Challenge: The listing below should be copied in full, word for word.
○ ○ ○
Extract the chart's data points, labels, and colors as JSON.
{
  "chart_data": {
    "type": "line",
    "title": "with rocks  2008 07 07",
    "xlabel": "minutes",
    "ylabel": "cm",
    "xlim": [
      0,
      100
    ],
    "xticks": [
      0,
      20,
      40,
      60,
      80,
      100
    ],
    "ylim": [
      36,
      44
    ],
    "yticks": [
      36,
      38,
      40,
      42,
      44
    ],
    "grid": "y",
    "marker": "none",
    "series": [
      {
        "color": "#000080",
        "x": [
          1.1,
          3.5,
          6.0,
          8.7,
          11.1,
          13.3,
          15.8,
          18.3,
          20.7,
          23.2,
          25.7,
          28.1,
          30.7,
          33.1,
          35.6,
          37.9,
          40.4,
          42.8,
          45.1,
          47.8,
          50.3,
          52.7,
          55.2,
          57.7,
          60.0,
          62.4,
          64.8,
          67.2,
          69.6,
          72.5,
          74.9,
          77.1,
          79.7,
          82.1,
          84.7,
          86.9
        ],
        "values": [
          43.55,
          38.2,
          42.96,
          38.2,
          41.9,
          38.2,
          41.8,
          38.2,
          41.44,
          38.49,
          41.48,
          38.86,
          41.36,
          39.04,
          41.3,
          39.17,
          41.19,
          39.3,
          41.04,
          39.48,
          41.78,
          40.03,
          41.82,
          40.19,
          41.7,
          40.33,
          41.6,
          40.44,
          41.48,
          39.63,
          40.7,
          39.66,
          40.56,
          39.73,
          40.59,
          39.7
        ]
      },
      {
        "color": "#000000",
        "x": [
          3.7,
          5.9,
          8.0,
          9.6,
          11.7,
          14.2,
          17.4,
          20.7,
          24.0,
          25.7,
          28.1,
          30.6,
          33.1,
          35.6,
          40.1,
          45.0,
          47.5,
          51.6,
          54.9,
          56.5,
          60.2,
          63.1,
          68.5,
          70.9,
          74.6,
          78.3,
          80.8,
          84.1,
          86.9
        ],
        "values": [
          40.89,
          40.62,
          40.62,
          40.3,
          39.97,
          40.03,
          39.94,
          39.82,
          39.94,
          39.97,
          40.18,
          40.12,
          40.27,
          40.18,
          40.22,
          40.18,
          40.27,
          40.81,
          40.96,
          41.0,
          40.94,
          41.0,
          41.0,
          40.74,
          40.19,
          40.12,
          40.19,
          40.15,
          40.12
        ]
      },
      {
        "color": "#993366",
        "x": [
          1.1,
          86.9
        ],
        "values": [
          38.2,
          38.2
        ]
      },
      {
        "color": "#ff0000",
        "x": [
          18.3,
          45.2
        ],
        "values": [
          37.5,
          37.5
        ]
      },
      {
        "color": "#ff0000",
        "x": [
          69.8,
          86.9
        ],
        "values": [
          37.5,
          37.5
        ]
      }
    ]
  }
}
○ ○ ○
Task response:
Extract the chart's data points, labels, and colors as JSON.
{
  "chart_data": {
    "type": "line",
    "title": "with rocks  2008 07 07",
    "xlabel": "minutes",
    "ylabel": "cm",
    "xlim": [
      0,
      100
    ],
    "xticks": [
      0,
      20,
      40,
      60,
      80,
      100
    ],
    "ylim": [
      36,
      44
    ],
    "yticks": [
      36,
      38,
      40,
      42,
      44
    ],
    "grid": "y",
    "marker": "none",
    "series": [
      {
        "color": "#000080",
        "x": [
          1.1,
          3.5,
          6.0,
          8.7,
          11.1,
          13.3,
          15.8,
          18.3,
          20.7,
          23.2,
          25.7,
          28.1,
          30.7,
          33.1,
          35.6,
          37.9,
          40.4,
          42.8,
          45.1,
          47.8,
          50.3,
          52.7,
          55.2,
          57.7,
          60.0,
          62.4,
          64.8,
          67.2,
          69.6,
          72.5,
          74.9,
          77.1,
          79.7,
          82.1,
          84.7,
          86.9
        ],
        "values": [
          43.55,
          38.2,
          42.96,
          38.2,
          41.9,
          38.2,
          41.8,
          38.2,
          41.44,
          38.49,
          41.48,
          38.86,
          41.36,
          39.04,
          41.3,
          39.17,
          41.19,
          39.3,
          41.04,
          39.48,
          41.78,
          40.03,
          41.82,
          40.19,
          41.7,
          40.33,
          41.6,
          40.44,
          41.48,
          39.63,
          40.7,
          39.66,
          40.56,
          39.73,
          40.59,
          39.7
        ]
      },
      {
        "color": "#000000",
        "x": [
          3.7,
          5.9,
          8.0,
          9.6,
          11.7,
          14.2,
          17.4,
          20.7,
          24.0,
          25.7,
          28.1,
          30.6,
          33.1,
          35.6,
          40.1,
          45.0,
          47.5,
          51.6,
          54.9,
          56.5,
          60.2,
          63.1,
          68.5,
          70.9,
          74.6,
          78.3,
          80.8,
          84.1,
          86.9
        ],
        "values": [
          40.89,
          40.62,
          40.62,
          40.3,
          39.97,
          40.03,
          39.94,
          39.82,
          39.94,
          39.97,
          40.18,
          40.12,
          40.27,
          40.18,
          40.22,
          40.18,
          40.27,
          40.81,
          40.96,
          41.0,
          40.94,
          41.0,
          41.0,
          40.74,
          40.19,
          40.12,
          40.19,
          40.15,
          40.12
        ]
      },
      {
        "color": "#993366",
        "x": [
          1.1,
          86.9
        ],
        "values": [
          38.2,
          38.2
        ]
      },
      {
        "color": "#ff0000",
        "x": [
          18.3,
          45.2
        ],
        "values": [
          37.5,
          37.5
        ]
      },
      {
        "color": "#ff0000",
        "x": [
          69.8,
          86.9
        ],
        "values": [
          37.5,
          37.5
        ]
      }
    ]
  }
}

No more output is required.